*WHAT YOU HAVE TO DO*. Extract from the listing each line in which the word "this" appears.

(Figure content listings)
start
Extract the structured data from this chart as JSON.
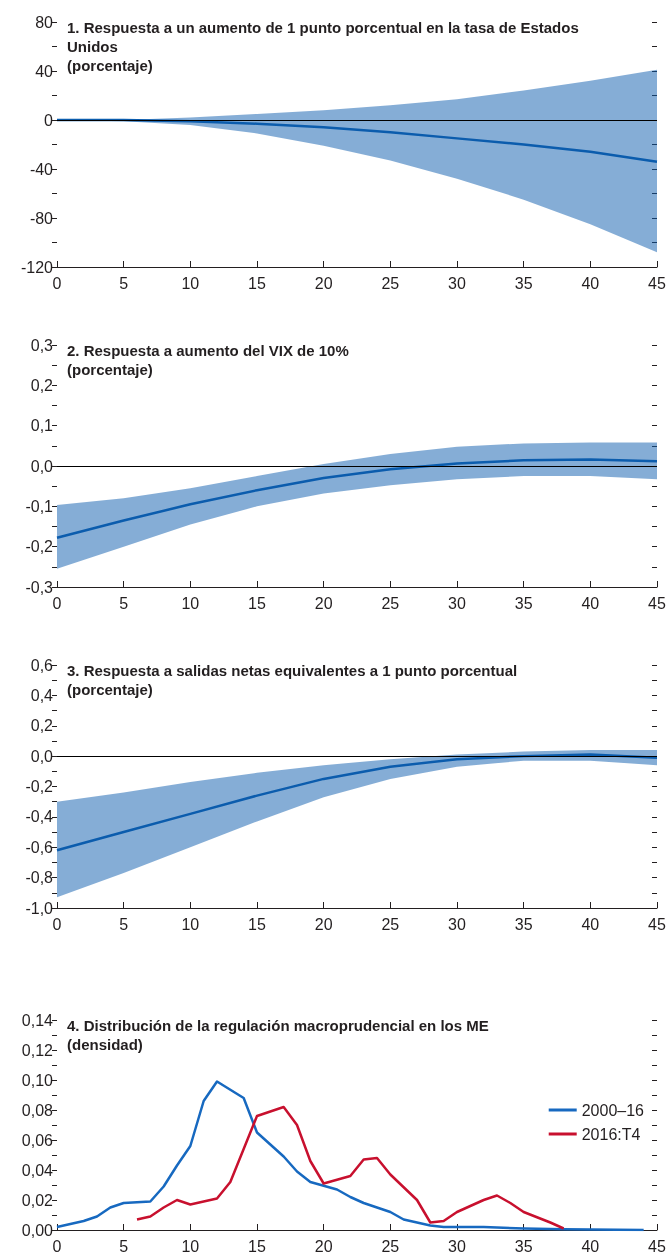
{
  "chart_data": [
    {
      "type": "line",
      "title": "1. Respuesta a un aumento de 1 punto porcentual en la tasa de Estados Unidos",
      "subtitle": "(porcentaje)",
      "x": [
        0,
        5,
        10,
        15,
        20,
        25,
        30,
        35,
        40,
        45
      ],
      "series": [
        {
          "color": "#0b5cad",
          "values": [
            0,
            0,
            -1,
            -3,
            -6,
            -10,
            -15,
            -20,
            -26,
            -34
          ],
          "lower": [
            0,
            -1,
            -4,
            -11,
            -21,
            -33,
            -48,
            -65,
            -85,
            -108
          ],
          "upper": [
            0,
            0,
            2,
            5,
            8,
            12,
            17,
            24,
            32,
            41
          ]
        }
      ],
      "xlim": [
        0,
        45
      ],
      "xticks": [
        0,
        5,
        10,
        15,
        20,
        25,
        30,
        35,
        40,
        45
      ],
      "ylim": [
        -120,
        80
      ],
      "yticks": [
        -120,
        {
          "value": -100,
          "label": null
        },
        -80,
        {
          "value": -60,
          "label": null
        },
        -40,
        {
          "value": -20,
          "label": null
        },
        0,
        {
          "value": 20,
          "label": null
        },
        40,
        {
          "value": 60,
          "label": null
        },
        80
      ],
      "ref_lines": [
        {
          "axis": "y",
          "value": 0,
          "color": "#000000"
        }
      ],
      "marker": "none"
    },
    {
      "type": "line",
      "title": "2. Respuesta a aumento del VIX de 10%",
      "subtitle": "(porcentaje)",
      "x": [
        0,
        5,
        10,
        15,
        20,
        25,
        30,
        35,
        40,
        45
      ],
      "series": [
        {
          "color": "#0b5cad",
          "values": [
            -0.178,
            -0.135,
            -0.095,
            -0.06,
            -0.03,
            -0.008,
            0.006,
            0.014,
            0.016,
            0.012
          ],
          "lower": [
            -0.255,
            -0.2,
            -0.145,
            -0.1,
            -0.068,
            -0.048,
            -0.033,
            -0.025,
            -0.025,
            -0.033
          ],
          "upper": [
            -0.097,
            -0.08,
            -0.055,
            -0.025,
            0.005,
            0.03,
            0.048,
            0.056,
            0.058,
            0.058
          ]
        }
      ],
      "xlim": [
        0,
        45
      ],
      "xticks": [
        0,
        5,
        10,
        15,
        20,
        25,
        30,
        35,
        40,
        45
      ],
      "ylim": [
        -0.3,
        0.3
      ],
      "yticks": [
        {
          "value": -0.3,
          "label": "-0,3"
        },
        {
          "value": -0.25,
          "label": null
        },
        {
          "value": -0.2,
          "label": "-0,2"
        },
        {
          "value": -0.15,
          "label": null
        },
        {
          "value": -0.1,
          "label": "-0,1"
        },
        {
          "value": -0.05,
          "label": null
        },
        {
          "value": 0,
          "label": "0,0"
        },
        {
          "value": 0.05,
          "label": null
        },
        {
          "value": 0.1,
          "label": "0,1"
        },
        {
          "value": 0.15,
          "label": null
        },
        {
          "value": 0.2,
          "label": "0,2"
        },
        {
          "value": 0.25,
          "label": null
        },
        {
          "value": 0.3,
          "label": "0,3"
        }
      ],
      "ref_lines": [
        {
          "axis": "y",
          "value": 0,
          "color": "#000000"
        }
      ],
      "marker": "none"
    },
    {
      "type": "line",
      "title": "3. Respuesta a salidas netas equivalentes a 1 punto porcentual",
      "subtitle": "(porcentaje)",
      "x": [
        0,
        5,
        10,
        15,
        20,
        25,
        30,
        35,
        40,
        45
      ],
      "series": [
        {
          "color": "#0b5cad",
          "values": [
            -0.62,
            -0.5,
            -0.38,
            -0.26,
            -0.15,
            -0.07,
            -0.02,
            0.0,
            0.01,
            -0.01
          ],
          "lower": [
            -0.93,
            -0.77,
            -0.6,
            -0.43,
            -0.27,
            -0.15,
            -0.07,
            -0.03,
            -0.03,
            -0.06
          ],
          "upper": [
            -0.3,
            -0.24,
            -0.17,
            -0.11,
            -0.06,
            -0.02,
            0.01,
            0.03,
            0.04,
            0.04
          ]
        }
      ],
      "xlim": [
        0,
        45
      ],
      "xticks": [
        0,
        5,
        10,
        15,
        20,
        25,
        30,
        35,
        40,
        45
      ],
      "ylim": [
        -1.0,
        0.6
      ],
      "yticks": [
        {
          "value": -1.0,
          "label": "-1,0"
        },
        {
          "value": -0.9,
          "label": null
        },
        {
          "value": -0.8,
          "label": "-0,8"
        },
        {
          "value": -0.7,
          "label": null
        },
        {
          "value": -0.6,
          "label": "-0,6"
        },
        {
          "value": -0.5,
          "label": null
        },
        {
          "value": -0.4,
          "label": "-0,4"
        },
        {
          "value": -0.3,
          "label": null
        },
        {
          "value": -0.2,
          "label": "-0,2"
        },
        {
          "value": -0.1,
          "label": null
        },
        {
          "value": 0,
          "label": "0,0"
        },
        {
          "value": 0.1,
          "label": null
        },
        {
          "value": 0.2,
          "label": "0,2"
        },
        {
          "value": 0.3,
          "label": null
        },
        {
          "value": 0.4,
          "label": "0,4"
        },
        {
          "value": 0.5,
          "label": null
        },
        {
          "value": 0.6,
          "label": "0,6"
        }
      ],
      "ref_lines": [
        {
          "axis": "y",
          "value": 0,
          "color": "#000000"
        }
      ],
      "marker": "none"
    },
    {
      "type": "line",
      "title": "4. Distribución de la regulación macroprudencial en los ME",
      "subtitle": "(densidad)",
      "series": [
        {
          "name": "2000–16",
          "color": "#1769c0",
          "x": [
            0,
            1,
            2,
            3,
            4,
            5,
            7,
            8,
            9,
            10,
            11,
            12,
            14,
            15,
            17,
            18,
            19,
            21,
            22,
            23,
            25,
            26,
            28,
            29,
            32,
            35,
            38,
            44
          ],
          "values": [
            0.002,
            0.004,
            0.006,
            0.009,
            0.015,
            0.018,
            0.019,
            0.029,
            0.043,
            0.056,
            0.086,
            0.099,
            0.088,
            0.065,
            0.049,
            0.039,
            0.032,
            0.027,
            0.022,
            0.018,
            0.012,
            0.007,
            0.003,
            0.002,
            0.002,
            0.001,
            0.0005,
            0
          ]
        },
        {
          "name": "2016:T4",
          "color": "#c8102e",
          "x": [
            6,
            7,
            8,
            9,
            10,
            12,
            13,
            14,
            15,
            17,
            18,
            19,
            20,
            22,
            23,
            24,
            25,
            27,
            28,
            29,
            30,
            32,
            33,
            34,
            35,
            37,
            38
          ],
          "values": [
            0.007,
            0.009,
            0.015,
            0.02,
            0.017,
            0.021,
            0.032,
            0.054,
            0.076,
            0.082,
            0.07,
            0.046,
            0.031,
            0.036,
            0.047,
            0.048,
            0.037,
            0.02,
            0.005,
            0.006,
            0.012,
            0.02,
            0.023,
            0.018,
            0.012,
            0.005,
            0.001
          ]
        }
      ],
      "xlim": [
        0,
        45
      ],
      "xticks": [
        0,
        5,
        10,
        15,
        20,
        25,
        30,
        35,
        40,
        45
      ],
      "ylim": [
        0,
        0.14
      ],
      "yticks": [
        {
          "value": 0,
          "label": "0,00"
        },
        {
          "value": 0.01,
          "label": null
        },
        {
          "value": 0.02,
          "label": "0,02"
        },
        {
          "value": 0.03,
          "label": null
        },
        {
          "value": 0.04,
          "label": "0,04"
        },
        {
          "value": 0.05,
          "label": null
        },
        {
          "value": 0.06,
          "label": "0,06"
        },
        {
          "value": 0.07,
          "label": null
        },
        {
          "value": 0.08,
          "label": "0,08"
        },
        {
          "value": 0.09,
          "label": null
        },
        {
          "value": 0.1,
          "label": "0,10"
        },
        {
          "value": 0.11,
          "label": null
        },
        {
          "value": 0.12,
          "label": "0,12"
        },
        {
          "value": 0.13,
          "label": null
        },
        {
          "value": 0.14,
          "label": "0,14"
        }
      ],
      "legend": "right",
      "marker": "none"
    }
  ]
}
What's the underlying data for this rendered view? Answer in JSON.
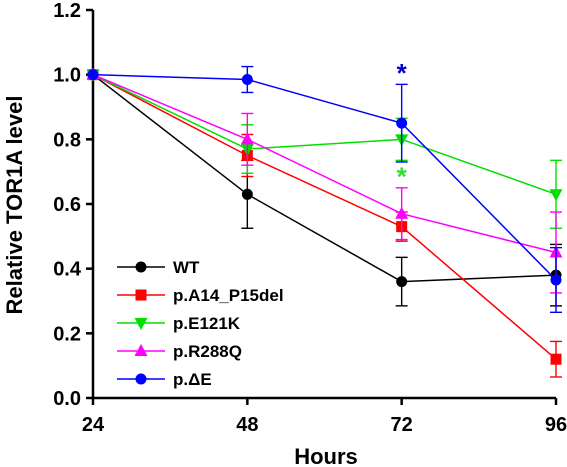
{
  "chart_data": {
    "type": "line",
    "xlabel": "Hours",
    "ylabel": "Relative TOR1A level",
    "x": [
      24,
      48,
      72,
      96
    ],
    "xlim": [
      24,
      96
    ],
    "ylim": [
      0.0,
      1.2
    ],
    "x_ticks": [
      "24",
      "48",
      "72",
      "96"
    ],
    "y_ticks": [
      "0.0",
      "0.2",
      "0.4",
      "0.6",
      "0.8",
      "1.0",
      "1.2"
    ],
    "legend_position": "bottom-left",
    "series": [
      {
        "name": "WT",
        "color": "#000000",
        "marker": "circle",
        "values": [
          1.0,
          0.63,
          0.36,
          0.38
        ],
        "errors": [
          0,
          0.105,
          0.075,
          0.095
        ]
      },
      {
        "name": "p.A14_P15del",
        "color": "#ff0000",
        "marker": "square",
        "values": [
          1.0,
          0.75,
          0.53,
          0.12
        ],
        "errors": [
          0,
          0.065,
          0.045,
          0.055
        ]
      },
      {
        "name": "p.E121K",
        "color": "#00e000",
        "marker": "triangle-down",
        "values": [
          1.0,
          0.77,
          0.8,
          0.63
        ],
        "errors": [
          0,
          0.075,
          0.065,
          0.105
        ]
      },
      {
        "name": "p.R288Q",
        "color": "#ff00ff",
        "marker": "triangle-up",
        "values": [
          1.0,
          0.8,
          0.57,
          0.45
        ],
        "errors": [
          0,
          0.08,
          0.08,
          0.125
        ]
      },
      {
        "name": "p.ΔE",
        "color": "#0000ff",
        "marker": "circle",
        "values": [
          1.0,
          0.985,
          0.85,
          0.365
        ],
        "errors": [
          0,
          0.04,
          0.12,
          0.1
        ]
      }
    ],
    "annotations": [
      {
        "text": "*",
        "x": 72,
        "y": 1.02,
        "color": "#0000cc"
      },
      {
        "text": "*",
        "x": 72,
        "y": 0.7,
        "color": "#33dd33"
      }
    ]
  }
}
end
*SOLUTION TO THE PROBLEM*.
Extract the structured data from this chart as JSON.
What's the underlying data for this rendered view? Answer in JSON.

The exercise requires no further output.